I know I haven’t posted much. I think about it. I have some posts in my head. They’re working themselves out. They’ll come spilling out soon enough.

Sometimes I feel as if I’m floating by….feeling but not feeling…

I still have grief pangs at least a few times a week. A couple of months ago it was when Gina brought home her Senior photos. She looked lovely (though she wants to have them redone in the fall). She’s beautiful and smart and polite and an all-around good kid.

When she was younger her passivity drove me crazy. In the past few years I realize she is her father’s daughter. She would rather not argue, would rather not confront. She’s no push over but she’s a very go with the flow kind of kid. If she breaks the rules (not often but sometimes) she takes her grounding or taking her cell phone away with a grain of salt. No back talk. Occasionally a grimace. She is, for the most part, a sweet, cute, funny kid. And I know that Michael would be so proud of her.

When she brought home the senior pictures it brought tears to my eyes. She takes Honors and AP classes, makes the Honor Roll every semester…does well…stays out of trouble. But that doesn’t make me teary eyed. We’ve worked hard, she and I, to keep going since Michael’s diagnosis. Her sophomore year was tough but she’s done well in her junior year even though Michael died right before it started.

So I felt so sad when I saw those photos. I know he adored her and he would be so proud. He deserved to see her like this. She deserves to have him see her. And it made me sad.

Father’s Day also took a chunk out of me. I had a few days, leading up to it, that I was just so grief-stricken. The actual weekend was nice…surrounded by the kids and grandkids and that morning the kids went to breakfast where they always took Michael for breakfast. Just them and it was a nice tribute.

Sometimes I still think of him…his smile, his laugh, his easy nature…his sidekick presence in my life and I feel a deep stab of missing him with my whole being. Sometimes I cry and sometimes I don’t. I never really know.

But other times I feel as if I’m just sort of floating. Like I’m not really moving past the grief but not wrapped up in it either. I’m suspended in mid-air. It’s not that I’m not going to get past it and it’s not that I won’t be in the thick of it again, but most days I feel that I am just in a bubble making my way through.

Michael always made a big deal of the 4th of July for the kids. Especially his daughters. They both have a lot of great memories of him and I remember falling in love with him so hard when I saw him the first time on the 4th and how he made it a special day for Theresa. I loved him so much that day 14 years ago and that day forward. One year we all went up when Gina was old enough and we went to the petting zoo and then to paddle boats and then to Billy’s Chowder House in Wells, Maine and then to watch fireworks on Ogunquit Beach. That was a typical 4th when we lived in New England. Michael had been doing it for years with Theresa before I ever came along and then we all did it with all the kids. It was wonderful.

In California he took Gina to the parade every year where she marched as a Girl Scout and then they ate crawfish on the California Delta and sat on the barges as the fireworks lit up the sky over the Delta. He always loved the 4th of July and he loved doing things with the kids.

**INPUT DATA**
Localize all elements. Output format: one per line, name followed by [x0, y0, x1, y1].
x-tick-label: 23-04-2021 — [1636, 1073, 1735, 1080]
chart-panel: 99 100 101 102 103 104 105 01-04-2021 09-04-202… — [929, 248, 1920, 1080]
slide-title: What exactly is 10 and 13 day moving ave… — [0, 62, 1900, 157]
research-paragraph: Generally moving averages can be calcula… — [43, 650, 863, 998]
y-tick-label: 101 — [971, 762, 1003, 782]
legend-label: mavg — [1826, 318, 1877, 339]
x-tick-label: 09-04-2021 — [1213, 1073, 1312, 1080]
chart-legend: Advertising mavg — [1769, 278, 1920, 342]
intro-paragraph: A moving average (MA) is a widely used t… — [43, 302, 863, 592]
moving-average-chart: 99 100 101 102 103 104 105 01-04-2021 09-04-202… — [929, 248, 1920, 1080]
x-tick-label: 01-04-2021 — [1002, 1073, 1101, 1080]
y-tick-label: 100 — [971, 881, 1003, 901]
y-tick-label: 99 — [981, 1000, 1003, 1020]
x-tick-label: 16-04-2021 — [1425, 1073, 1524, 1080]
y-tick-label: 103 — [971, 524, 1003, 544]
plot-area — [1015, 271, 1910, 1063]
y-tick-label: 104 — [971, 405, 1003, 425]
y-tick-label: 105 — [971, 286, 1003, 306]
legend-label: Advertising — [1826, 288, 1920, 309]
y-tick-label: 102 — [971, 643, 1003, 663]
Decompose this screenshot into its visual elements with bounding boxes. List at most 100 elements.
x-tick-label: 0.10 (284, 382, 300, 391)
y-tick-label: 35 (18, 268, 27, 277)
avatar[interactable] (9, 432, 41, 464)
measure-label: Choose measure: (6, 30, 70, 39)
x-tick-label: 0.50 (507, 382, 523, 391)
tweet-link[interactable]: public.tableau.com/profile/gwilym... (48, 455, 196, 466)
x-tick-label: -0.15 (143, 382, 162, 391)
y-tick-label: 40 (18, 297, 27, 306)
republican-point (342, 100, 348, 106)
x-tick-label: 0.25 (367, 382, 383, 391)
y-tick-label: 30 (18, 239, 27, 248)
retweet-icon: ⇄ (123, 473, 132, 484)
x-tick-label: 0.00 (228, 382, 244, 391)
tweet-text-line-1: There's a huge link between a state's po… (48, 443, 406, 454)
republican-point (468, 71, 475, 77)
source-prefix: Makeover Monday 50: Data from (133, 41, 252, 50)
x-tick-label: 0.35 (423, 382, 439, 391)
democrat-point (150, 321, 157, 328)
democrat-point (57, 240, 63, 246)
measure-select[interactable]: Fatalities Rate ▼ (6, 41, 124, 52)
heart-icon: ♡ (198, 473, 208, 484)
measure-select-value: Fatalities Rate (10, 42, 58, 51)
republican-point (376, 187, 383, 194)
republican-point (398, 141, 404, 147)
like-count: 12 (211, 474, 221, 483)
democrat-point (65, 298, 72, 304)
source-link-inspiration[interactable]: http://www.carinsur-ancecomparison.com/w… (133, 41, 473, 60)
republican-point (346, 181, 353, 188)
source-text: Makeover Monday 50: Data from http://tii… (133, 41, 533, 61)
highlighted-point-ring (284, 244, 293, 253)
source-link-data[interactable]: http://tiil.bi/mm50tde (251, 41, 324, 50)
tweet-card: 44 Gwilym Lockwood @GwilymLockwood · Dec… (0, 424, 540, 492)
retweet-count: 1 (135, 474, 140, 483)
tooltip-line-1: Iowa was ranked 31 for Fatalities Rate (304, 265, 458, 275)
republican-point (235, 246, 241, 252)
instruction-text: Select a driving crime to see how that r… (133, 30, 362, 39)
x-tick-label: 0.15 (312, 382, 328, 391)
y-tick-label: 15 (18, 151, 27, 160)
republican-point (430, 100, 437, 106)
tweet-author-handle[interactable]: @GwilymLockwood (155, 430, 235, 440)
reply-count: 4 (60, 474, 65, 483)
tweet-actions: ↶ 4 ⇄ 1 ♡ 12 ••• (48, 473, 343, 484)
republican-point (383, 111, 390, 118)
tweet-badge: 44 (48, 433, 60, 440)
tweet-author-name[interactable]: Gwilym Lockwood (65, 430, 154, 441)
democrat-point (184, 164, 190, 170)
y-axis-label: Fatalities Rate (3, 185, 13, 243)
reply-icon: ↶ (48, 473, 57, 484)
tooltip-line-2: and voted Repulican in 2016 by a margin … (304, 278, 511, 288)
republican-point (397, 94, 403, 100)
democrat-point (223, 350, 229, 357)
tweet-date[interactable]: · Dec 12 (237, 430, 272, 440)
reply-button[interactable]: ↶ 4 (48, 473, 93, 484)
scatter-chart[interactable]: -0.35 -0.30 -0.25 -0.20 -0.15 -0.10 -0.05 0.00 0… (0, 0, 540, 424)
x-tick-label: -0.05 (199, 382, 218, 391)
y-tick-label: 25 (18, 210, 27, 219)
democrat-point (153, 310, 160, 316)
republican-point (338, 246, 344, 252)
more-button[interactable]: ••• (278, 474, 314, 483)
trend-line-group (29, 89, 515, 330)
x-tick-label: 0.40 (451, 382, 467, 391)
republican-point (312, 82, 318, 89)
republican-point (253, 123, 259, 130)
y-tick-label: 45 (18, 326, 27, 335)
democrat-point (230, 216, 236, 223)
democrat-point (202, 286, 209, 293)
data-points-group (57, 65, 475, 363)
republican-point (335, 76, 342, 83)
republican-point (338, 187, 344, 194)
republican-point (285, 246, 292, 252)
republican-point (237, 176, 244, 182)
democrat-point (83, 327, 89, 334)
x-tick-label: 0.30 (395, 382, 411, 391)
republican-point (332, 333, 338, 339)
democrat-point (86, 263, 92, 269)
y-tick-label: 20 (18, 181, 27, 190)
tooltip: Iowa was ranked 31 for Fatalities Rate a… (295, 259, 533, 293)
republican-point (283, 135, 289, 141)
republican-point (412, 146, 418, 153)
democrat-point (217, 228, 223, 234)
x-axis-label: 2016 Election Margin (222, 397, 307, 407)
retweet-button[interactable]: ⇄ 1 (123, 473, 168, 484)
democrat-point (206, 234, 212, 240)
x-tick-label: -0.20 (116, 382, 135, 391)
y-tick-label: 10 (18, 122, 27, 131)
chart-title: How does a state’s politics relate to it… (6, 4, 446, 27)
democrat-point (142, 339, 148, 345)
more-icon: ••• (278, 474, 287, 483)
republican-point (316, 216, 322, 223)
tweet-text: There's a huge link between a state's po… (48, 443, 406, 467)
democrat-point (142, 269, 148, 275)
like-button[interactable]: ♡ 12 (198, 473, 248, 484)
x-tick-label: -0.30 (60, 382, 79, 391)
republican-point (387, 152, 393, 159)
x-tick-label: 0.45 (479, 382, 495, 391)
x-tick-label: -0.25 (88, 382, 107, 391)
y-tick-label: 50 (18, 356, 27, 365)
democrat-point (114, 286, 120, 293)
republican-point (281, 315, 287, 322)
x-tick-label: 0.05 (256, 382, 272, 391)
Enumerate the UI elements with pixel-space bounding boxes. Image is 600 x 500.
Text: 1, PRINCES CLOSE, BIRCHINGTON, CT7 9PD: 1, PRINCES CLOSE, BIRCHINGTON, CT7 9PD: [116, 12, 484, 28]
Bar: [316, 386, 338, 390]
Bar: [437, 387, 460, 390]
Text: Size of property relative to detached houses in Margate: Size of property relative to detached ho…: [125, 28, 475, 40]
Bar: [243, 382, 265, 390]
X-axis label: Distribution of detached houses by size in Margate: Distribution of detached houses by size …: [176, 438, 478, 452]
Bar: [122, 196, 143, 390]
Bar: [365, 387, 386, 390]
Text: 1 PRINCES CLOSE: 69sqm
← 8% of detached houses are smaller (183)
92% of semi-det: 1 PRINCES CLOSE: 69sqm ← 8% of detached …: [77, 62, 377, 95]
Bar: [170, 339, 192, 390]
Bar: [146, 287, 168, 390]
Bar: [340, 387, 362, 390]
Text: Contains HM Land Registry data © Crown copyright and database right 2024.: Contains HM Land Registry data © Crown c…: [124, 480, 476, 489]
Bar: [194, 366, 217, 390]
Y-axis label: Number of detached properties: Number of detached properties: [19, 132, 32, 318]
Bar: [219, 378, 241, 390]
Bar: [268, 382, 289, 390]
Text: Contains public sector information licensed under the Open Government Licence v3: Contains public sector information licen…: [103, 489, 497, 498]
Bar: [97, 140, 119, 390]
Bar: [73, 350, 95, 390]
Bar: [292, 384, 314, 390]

**APPLY WHAT YOU READ**
a) Using the grief post, explain in one to three sentences why the senior photos brought tears to the writer's eyes.
b) Translate this sentence from the grief post into Spanish: "Sometimes I cry and sometimes I don't."

**ANSWERS BY ITEM NUMBER**
a) Gina's grades and good behavior were not what made the writer teary. Michael adored her and would have been so proud. He deserved to see her like this, and she deserved to have him see her.

b) A veces lloro y a veces no.